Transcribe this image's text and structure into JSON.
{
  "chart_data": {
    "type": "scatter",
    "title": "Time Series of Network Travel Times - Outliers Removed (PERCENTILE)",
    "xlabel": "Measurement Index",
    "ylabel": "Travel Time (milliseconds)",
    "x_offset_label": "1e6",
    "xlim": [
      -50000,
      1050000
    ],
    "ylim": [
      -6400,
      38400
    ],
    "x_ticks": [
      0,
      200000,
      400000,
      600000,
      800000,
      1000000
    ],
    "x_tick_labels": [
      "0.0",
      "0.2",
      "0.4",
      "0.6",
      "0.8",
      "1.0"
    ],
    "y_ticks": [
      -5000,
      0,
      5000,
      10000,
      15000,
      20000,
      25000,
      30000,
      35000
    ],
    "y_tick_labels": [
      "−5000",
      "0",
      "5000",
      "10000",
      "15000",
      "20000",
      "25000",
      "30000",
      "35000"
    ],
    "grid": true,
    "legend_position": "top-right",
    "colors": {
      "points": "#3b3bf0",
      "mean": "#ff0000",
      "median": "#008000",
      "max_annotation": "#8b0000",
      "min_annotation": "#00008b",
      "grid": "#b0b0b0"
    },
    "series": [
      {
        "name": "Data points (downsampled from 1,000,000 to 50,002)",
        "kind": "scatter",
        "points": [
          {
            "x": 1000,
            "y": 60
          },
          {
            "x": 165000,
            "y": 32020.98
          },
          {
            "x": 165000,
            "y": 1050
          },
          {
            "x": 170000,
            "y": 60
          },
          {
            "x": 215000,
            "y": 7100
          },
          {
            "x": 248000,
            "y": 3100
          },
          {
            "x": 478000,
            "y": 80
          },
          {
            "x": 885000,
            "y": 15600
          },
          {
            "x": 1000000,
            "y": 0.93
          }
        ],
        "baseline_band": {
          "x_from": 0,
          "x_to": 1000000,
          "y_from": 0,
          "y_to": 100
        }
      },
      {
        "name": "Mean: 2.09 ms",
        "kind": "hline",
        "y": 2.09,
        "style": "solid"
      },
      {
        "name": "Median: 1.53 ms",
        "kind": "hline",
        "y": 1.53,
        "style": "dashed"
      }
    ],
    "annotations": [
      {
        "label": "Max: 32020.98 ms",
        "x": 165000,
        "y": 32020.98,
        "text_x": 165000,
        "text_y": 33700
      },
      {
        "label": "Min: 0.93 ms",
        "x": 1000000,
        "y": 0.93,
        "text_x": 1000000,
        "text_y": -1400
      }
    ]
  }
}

-------

- _TASK GOAL_: A line counts if it holds the word "Travel". How many lines of the entries count? Give the number only.

- _THE RESULT_: 2